**Instructions for the task**
Omit all images. Transcribe the rest of the material below exactly.

>>>

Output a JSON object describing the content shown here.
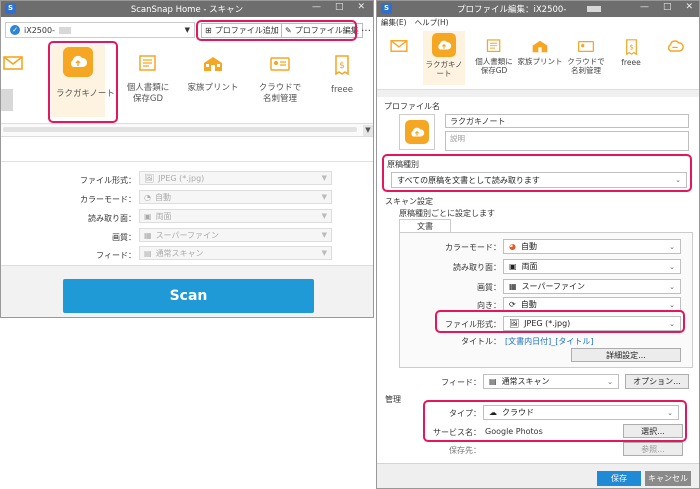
{
  "left": {
    "title": "ScanSnap Home - スキャン",
    "device": "iX2500-",
    "add_profile": "プロファイル追加",
    "edit_profile": "プロファイル編集",
    "more": "…",
    "profiles": [
      {
        "label": "",
        "icon": "mail-icon"
      },
      {
        "label": "ラクガキノート",
        "icon": "cloud-upload-icon"
      },
      {
        "label": "個人書類に\n保存GD",
        "icon": "document-folder-icon"
      },
      {
        "label": "家族プリント",
        "icon": "school-icon"
      },
      {
        "label": "クラウドで\n名刺管理",
        "icon": "business-card-icon"
      },
      {
        "label": "freee",
        "icon": "receipt-icon"
      }
    ],
    "settings": [
      {
        "label": "ファイル形式：",
        "value": "JPEG (*.jpg)",
        "icon": "image-file-icon"
      },
      {
        "label": "カラーモード：",
        "value": "自動",
        "icon": "color-wheel-icon"
      },
      {
        "label": "読み取り面：",
        "value": "両面",
        "icon": "duplex-icon"
      },
      {
        "label": "画質：",
        "value": "スーパーファイン",
        "icon": "checker-icon"
      },
      {
        "label": "フィード：",
        "value": "通常スキャン",
        "icon": "feed-icon"
      }
    ],
    "scan_button": "Scan"
  },
  "right": {
    "title": "プロファイル編集：iX2500-",
    "menu": [
      "編集(E)",
      "ヘルプ(H)"
    ],
    "profiles": [
      {
        "label": "",
        "icon": "mail-icon"
      },
      {
        "label": "ラクガキノ\nート",
        "icon": "cloud-upload-icon"
      },
      {
        "label": "個人書類に\n保存GD",
        "icon": "document-folder-icon"
      },
      {
        "label": "家族プリント",
        "icon": "school-icon"
      },
      {
        "label": "クラウドで\n名刺管理",
        "icon": "business-card-icon"
      },
      {
        "label": "freee",
        "icon": "receipt-icon"
      }
    ],
    "profile_name_label": "プロファイル名",
    "profile_name": "ラクガキノート",
    "description_placeholder": "説明",
    "doc_type_label": "原稿種別",
    "doc_type_value": "すべての原稿を文書として読み取ります",
    "scan_settings_label": "スキャン設定",
    "per_type_label": "原稿種別ごとに設定します",
    "tab_document": "文書",
    "color_mode_label": "カラーモード：",
    "color_mode": "自動",
    "scan_side_label": "読み取り面：",
    "scan_side": "両面",
    "quality_label": "画質：",
    "quality": "スーパーファイン",
    "orientation_label": "向き：",
    "orientation": "自動",
    "file_format_label": "ファイル形式：",
    "file_format": "JPEG (*.jpg)",
    "title_label": "タイトル：",
    "title_value": "[文書内日付]_[タイトル]",
    "detail_button": "詳細設定...",
    "feed_label": "フィード：",
    "feed_value": "通常スキャン",
    "option_button": "オプション...",
    "manage_label": "管理",
    "type_label": "タイプ：",
    "type_value": "クラウド",
    "service_label": "サービス名：",
    "service_value": "Google Photos",
    "select_button": "選択...",
    "save_to_label": "保存先：",
    "browse_button": "参照...",
    "save_button": "保存",
    "cancel_button": "キャンセル"
  },
  "colors": {
    "titlebar": "#6e6e6e",
    "accent": "#f5a623",
    "scan": "#1f9ad6",
    "highlight": "#e4165e",
    "save": "#1f8ad6"
  }
}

<<<

**Exercise answer**
Output a JSON object describing the content shown here.
{
  "left": {
    "title": "ScanSnap Home - スキャン",
    "device": "iX2500-",
    "add_profile": "プロファイル追加",
    "edit_profile": "プロファイル編集",
    "more": "…",
    "profiles": [
      {
        "label": "",
        "icon": "mail-icon"
      },
      {
        "label": "ラクガキノート",
        "icon": "cloud-upload-icon"
      },
      {
        "label": "個人書類に\n保存GD",
        "icon": "document-folder-icon"
      },
      {
        "label": "家族プリント",
        "icon": "school-icon"
      },
      {
        "label": "クラウドで\n名刺管理",
        "icon": "business-card-icon"
      },
      {
        "label": "freee",
        "icon": "receipt-icon"
      }
    ],
    "settings": [
      {
        "label": "ファイル形式：",
        "value": "JPEG (*.jpg)",
        "icon": "image-file-icon"
      },
      {
        "label": "カラーモード：",
        "value": "自動",
        "icon": "color-wheel-icon"
      },
      {
        "label": "読み取り面：",
        "value": "両面",
        "icon": "duplex-icon"
      },
      {
        "label": "画質：",
        "value": "スーパーファイン",
        "icon": "checker-icon"
      },
      {
        "label": "フィード：",
        "value": "通常スキャン",
        "icon": "feed-icon"
      }
    ],
    "scan_button": "Scan"
  },
  "right": {
    "title": "プロファイル編集：iX2500-",
    "menu": [
      "編集(E)",
      "ヘルプ(H)"
    ],
    "profiles": [
      {
        "label": "",
        "icon": "mail-icon"
      },
      {
        "label": "ラクガキノ\nート",
        "icon": "cloud-upload-icon"
      },
      {
        "label": "個人書類に\n保存GD",
        "icon": "document-folder-icon"
      },
      {
        "label": "家族プリント",
        "icon": "school-icon"
      },
      {
        "label": "クラウドで\n名刺管理",
        "icon": "business-card-icon"
      },
      {
        "label": "freee",
        "icon": "receipt-icon"
      }
    ],
    "profile_name_label": "プロファイル名",
    "profile_name": "ラクガキノート",
    "description_placeholder": "説明",
    "doc_type_label": "原稿種別",
    "doc_type_value": "すべての原稿を文書として読み取ります",
    "scan_settings_label": "スキャン設定",
    "per_type_label": "原稿種別ごとに設定します",
    "tab_document": "文書",
    "color_mode_label": "カラーモード：",
    "color_mode": "自動",
    "scan_side_label": "読み取り面：",
    "scan_side": "両面",
    "quality_label": "画質：",
    "quality": "スーパーファイン",
    "orientation_label": "向き：",
    "orientation": "自動",
    "file_format_label": "ファイル形式：",
    "file_format": "JPEG (*.jpg)",
    "title_label": "タイトル：",
    "title_value": "[文書内日付]_[タイトル]",
    "detail_button": "詳細設定...",
    "feed_label": "フィード：",
    "feed_value": "通常スキャン",
    "option_button": "オプション...",
    "manage_label": "管理",
    "type_label": "タイプ：",
    "type_value": "クラウド",
    "service_label": "サービス名：",
    "service_value": "Google Photos",
    "select_button": "選択...",
    "save_to_label": "保存先：",
    "browse_button": "参照...",
    "save_button": "保存",
    "cancel_button": "キャンセル"
  },
  "colors": {
    "titlebar": "#6e6e6e",
    "accent": "#f5a623",
    "scan": "#1f9ad6",
    "highlight": "#e4165e",
    "save": "#1f8ad6"
  }
}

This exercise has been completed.